◆ APPLY WHAT YOU READ
A – In the Belgian labor court case summary, rewrite the paragraph beginning "The jurisdictional immunity of states is a rule" as a bulleted list that keeps its main points.
B – Summarize the Belgian labor court case summary in two sentences.
C – Continue the text of the court case summaries from the point where it stops.

Confederation of Christian Trade Unions and General Federation of Labour of Belgium v United States

Labour Court of Appeal Brussels, Confederation of Christian Trade Unions and General Federation of Labour of Belgium v United States, Nr. 2010/AB/1214, 3 May 2012
ECLI:BE:CTBRL:2012:ARR.20120503.14

The jurisdictional immunity of states is a rule of customary international law that prohibits the jurisdictions of one state from exercising its jurisdictional power over another state that has not consented. However, this immunity is limited: it concerns acts relating to sovereignty, not administration. In principle, the states may not invoke jurisdictional immunity before a court of another state in proceedings relating to employment contracts. However, no exception to the states’ jurisdictional immunity is provided for collective labor relations. Disputes concerning the regulations on the establishment of works councils are collective and not individual. The primacy of access to justice (Article 6 of the ECHR) over the rule of jurisdictional immunity and immunity from execution presupposes that the person against whom the immunity is asserted does not have other reasonable means of effectively obtaining the protection of the rights guaranteed to him by the ECHR. What matters in this regard is not that an action can be brought in the state of residence of the plaintiffs or that certainty is provided as to the application of the law of that state by the foreign jurisdiction, but that that jurisdiction (or the body of the international organization to which an internal action can be brought, as in the cases submitted to the Supreme Court) provides the guarantees of impartiality and independence of the court.


Western European Union v S. M.

◆ EXTRACTED MATERIAL
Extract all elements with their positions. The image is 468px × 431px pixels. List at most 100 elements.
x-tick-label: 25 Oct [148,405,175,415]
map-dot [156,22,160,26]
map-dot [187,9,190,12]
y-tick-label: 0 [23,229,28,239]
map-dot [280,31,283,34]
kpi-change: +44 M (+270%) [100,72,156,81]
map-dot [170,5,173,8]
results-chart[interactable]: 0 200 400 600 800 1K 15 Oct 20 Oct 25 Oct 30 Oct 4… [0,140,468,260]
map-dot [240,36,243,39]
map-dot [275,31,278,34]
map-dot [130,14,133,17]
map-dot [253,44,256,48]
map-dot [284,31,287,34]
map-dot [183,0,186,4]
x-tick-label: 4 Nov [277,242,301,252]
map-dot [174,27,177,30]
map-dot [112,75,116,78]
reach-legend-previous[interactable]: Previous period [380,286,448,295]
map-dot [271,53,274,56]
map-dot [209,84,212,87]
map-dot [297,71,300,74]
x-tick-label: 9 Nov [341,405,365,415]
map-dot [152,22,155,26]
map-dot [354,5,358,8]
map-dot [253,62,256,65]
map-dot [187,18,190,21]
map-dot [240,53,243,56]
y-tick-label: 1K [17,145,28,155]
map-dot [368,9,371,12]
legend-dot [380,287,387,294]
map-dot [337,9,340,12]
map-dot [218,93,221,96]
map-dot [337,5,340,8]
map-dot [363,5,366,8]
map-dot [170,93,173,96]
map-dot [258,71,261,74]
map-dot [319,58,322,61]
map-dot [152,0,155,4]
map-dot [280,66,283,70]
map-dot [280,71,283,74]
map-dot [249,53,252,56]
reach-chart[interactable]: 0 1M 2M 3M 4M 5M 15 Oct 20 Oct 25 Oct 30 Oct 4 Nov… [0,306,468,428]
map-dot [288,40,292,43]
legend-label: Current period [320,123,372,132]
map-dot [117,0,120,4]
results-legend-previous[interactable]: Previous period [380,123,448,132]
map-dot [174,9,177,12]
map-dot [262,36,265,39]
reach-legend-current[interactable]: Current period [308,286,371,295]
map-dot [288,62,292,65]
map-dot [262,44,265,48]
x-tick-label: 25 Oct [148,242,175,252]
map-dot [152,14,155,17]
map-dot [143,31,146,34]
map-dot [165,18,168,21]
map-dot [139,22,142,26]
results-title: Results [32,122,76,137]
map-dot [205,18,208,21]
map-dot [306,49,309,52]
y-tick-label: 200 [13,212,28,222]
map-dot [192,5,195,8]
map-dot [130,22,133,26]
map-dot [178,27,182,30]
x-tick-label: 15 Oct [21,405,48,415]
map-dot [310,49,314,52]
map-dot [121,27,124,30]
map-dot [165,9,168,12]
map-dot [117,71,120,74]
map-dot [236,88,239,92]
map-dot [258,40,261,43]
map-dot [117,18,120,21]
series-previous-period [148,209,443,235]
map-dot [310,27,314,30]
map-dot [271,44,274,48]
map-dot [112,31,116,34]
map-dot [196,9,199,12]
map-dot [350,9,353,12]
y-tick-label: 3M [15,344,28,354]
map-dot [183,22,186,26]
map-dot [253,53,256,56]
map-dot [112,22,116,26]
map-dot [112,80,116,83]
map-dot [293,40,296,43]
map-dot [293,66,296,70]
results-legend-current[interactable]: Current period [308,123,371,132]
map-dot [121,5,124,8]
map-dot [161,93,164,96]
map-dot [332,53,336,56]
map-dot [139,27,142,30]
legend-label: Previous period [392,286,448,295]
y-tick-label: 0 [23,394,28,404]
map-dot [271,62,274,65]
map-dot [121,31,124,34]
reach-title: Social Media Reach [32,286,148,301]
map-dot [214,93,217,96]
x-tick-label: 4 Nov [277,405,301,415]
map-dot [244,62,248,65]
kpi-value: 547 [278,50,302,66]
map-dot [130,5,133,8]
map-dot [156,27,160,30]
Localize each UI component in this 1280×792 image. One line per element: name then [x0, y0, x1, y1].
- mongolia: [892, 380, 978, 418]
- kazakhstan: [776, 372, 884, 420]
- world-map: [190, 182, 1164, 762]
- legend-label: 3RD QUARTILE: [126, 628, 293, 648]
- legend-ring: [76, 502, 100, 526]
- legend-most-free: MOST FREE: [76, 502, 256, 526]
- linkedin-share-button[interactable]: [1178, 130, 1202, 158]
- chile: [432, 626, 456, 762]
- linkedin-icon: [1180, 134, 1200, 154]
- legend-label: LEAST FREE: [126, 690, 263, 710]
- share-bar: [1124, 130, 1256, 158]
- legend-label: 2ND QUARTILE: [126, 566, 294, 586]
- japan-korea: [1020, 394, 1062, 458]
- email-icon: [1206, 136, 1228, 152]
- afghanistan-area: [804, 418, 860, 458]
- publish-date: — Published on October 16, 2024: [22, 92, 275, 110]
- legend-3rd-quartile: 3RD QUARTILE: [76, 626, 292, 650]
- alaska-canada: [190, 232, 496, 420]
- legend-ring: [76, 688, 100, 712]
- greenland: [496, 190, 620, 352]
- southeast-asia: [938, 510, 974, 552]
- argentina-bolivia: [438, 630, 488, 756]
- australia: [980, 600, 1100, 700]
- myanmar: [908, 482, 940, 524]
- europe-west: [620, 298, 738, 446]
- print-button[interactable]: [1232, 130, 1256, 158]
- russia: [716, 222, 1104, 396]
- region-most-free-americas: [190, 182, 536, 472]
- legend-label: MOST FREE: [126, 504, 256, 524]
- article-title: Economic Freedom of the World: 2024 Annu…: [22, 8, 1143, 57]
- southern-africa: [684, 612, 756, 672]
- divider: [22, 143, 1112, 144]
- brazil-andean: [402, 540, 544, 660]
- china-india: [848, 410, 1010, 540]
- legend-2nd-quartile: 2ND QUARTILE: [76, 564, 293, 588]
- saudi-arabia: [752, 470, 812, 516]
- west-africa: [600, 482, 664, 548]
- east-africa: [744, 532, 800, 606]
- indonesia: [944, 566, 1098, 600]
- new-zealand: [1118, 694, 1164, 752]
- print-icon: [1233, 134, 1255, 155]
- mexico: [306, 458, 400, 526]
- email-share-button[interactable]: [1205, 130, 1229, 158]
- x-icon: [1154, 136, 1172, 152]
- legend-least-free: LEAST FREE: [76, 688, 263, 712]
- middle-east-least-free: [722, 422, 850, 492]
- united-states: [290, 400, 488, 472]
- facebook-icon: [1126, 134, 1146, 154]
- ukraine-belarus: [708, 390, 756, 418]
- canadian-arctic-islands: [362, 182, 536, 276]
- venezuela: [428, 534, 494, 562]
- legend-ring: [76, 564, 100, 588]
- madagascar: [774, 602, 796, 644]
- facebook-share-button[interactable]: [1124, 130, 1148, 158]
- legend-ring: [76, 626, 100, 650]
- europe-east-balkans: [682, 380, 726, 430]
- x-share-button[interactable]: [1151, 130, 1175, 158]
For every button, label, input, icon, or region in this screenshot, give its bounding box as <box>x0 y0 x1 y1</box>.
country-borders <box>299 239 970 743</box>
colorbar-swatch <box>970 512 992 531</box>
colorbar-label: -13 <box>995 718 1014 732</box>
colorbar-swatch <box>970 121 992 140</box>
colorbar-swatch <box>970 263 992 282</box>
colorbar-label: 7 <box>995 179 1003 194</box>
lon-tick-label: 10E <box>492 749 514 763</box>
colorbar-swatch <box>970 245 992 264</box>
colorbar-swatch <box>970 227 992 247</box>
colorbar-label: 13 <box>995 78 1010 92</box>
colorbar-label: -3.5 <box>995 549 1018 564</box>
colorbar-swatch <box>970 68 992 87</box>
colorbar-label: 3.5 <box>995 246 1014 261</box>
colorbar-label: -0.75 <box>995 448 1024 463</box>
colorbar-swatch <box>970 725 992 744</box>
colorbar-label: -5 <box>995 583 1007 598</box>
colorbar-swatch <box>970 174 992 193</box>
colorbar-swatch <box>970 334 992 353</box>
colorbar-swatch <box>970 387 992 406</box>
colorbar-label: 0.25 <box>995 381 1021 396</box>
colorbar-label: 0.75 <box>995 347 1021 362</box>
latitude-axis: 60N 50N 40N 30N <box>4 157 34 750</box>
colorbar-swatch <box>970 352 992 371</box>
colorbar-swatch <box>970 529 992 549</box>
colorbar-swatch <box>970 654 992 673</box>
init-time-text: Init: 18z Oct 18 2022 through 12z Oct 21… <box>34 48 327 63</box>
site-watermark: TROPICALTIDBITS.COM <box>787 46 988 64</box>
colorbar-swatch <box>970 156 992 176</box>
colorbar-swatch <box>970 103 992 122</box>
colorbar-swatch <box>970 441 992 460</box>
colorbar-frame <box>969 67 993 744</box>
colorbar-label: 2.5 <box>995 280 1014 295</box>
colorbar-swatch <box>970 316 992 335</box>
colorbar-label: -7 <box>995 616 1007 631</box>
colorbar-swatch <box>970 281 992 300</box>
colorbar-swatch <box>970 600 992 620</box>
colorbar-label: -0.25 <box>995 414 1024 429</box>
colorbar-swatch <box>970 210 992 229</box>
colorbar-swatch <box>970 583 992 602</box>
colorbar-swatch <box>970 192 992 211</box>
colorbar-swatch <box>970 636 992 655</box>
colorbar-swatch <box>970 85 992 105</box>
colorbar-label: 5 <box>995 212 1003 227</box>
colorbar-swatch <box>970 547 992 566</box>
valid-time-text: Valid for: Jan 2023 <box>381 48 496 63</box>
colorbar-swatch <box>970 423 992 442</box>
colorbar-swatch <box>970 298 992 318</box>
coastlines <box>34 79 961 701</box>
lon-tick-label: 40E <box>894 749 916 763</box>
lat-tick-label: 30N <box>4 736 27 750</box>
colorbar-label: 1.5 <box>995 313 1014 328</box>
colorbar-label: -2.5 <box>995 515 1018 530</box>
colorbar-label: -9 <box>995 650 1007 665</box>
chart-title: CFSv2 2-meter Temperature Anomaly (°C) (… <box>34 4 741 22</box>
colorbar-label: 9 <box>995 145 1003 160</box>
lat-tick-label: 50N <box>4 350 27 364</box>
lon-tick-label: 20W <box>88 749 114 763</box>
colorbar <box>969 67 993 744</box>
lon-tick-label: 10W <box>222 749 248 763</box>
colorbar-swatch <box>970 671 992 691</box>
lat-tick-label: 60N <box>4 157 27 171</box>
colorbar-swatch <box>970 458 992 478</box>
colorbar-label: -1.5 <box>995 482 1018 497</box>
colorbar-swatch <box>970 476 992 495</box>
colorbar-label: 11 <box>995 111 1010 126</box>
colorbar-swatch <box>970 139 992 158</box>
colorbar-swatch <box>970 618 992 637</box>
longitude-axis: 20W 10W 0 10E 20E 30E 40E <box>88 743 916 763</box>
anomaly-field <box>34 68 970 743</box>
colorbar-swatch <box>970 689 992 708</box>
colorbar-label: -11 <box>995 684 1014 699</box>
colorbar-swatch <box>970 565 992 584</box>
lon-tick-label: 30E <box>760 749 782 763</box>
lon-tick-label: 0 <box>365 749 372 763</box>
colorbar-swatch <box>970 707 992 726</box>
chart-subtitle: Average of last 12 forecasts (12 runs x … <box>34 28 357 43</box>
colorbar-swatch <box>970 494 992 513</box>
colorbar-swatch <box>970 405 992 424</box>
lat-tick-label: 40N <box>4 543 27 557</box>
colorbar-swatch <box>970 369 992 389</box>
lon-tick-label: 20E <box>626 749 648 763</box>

◆ ANSWERS PROVIDED
A –
- The jurisdictional immunity of states is a rule of customary international law. It bars the courts of one state from exercising jurisdiction over another state that has not consented.
- The immunity covers acts of sovereignty, not acts of administration.
- In principle, states may not invoke immunity in another state's courts in proceedings about employment contracts.
- No such exception exists for collective labor relations.
- Disputes over the rules on setting up works councils are collective, not individual.
- Access to justice (Article 6 of the ECHR) takes precedence over immunity from jurisdiction and execution only if the person facing the immunity has no other reasonable means of effectively protecting their ECHR rights.
- What matters is not whether an action can be brought in the plaintiffs' state of residence or whether the foreign court will apply that state's law. What matters is whether the alternative court, or the internal body of an international organization, guarantees impartiality and independence.

B – In Confederation of Christian Trade Unions and General Federation of Labour of Belgium v United States, decided on 3 May 2012, the Labour Court of Appeal of Brussels noted that state immunity covers sovereign acts but not administrative ones, and that states generally cannot invoke it in employment contract cases. However, no exception applies to collective labor relations such as disputes over works councils, and access to justice under Article 6 of the ECHR overrides immunity only when no other reasonable means exists before an impartial and independent body.

C –
Belgian Supreme Court, Western European Union v S. M., Nr. S.04.0129.F, 21 December 2009
ECLI:BE:CASS:2009:ARR.20091221.7

The assertion that immunity is on the same level as the ECHR, which considers access to the courts to be a fundamental right, must be made with the necessary caution. The international organisation is an actor of international law, whereas the proper administration of justice takes place -in principle- within the State. Moreover, international organisations are not party to international instruments such as the ECHR. Of course, this does not mean that the principles contained in international human rights treaties are not applicable to international organisations. Nevertheless, the Supreme Court is of the opinion that the judge who establishes that a conflict has arisen between two norms of international law that also apply in the internal legal order (access to the courts and immunity) and that are invoked respectively by the parties in the dispute, may not give precedence to one norm over the other.


Secretariat of the Group of African, Caribbean and Pacific States (ACP Group) v B.D.

Supreme Court, ACP Group v B.D., Nr. C.07.0407.F, 21 December 2009

In its judgment of 21 December 2009, the Belgian Supreme Court rejects an appeal by the Secretariat of the Group of African, Caribbean and Pacific States (the ACP Group), in which it claimed that the Brussels Court of Appeal had disregarded its immunity from execution in contravention of Protocol No. 3 to the Lomé IV Convention. According to the Supreme Court, provisions granting immunity to international organizations normally do not constitute an impermissible restriction of Article 6 ECHR. However, the proportionality of these restrictions must be examined on a case-by-case basis, having regard to the availability of alternative means of redress for the person against whom the immunity is invoked. In the present case, the contested judgment had found that no such alternative means of redress were present. Accordingly, the contested judgment had duly motivated why the immunity from execution as invoked by the ACP Group was incompatible with Article 6.1 ECHR.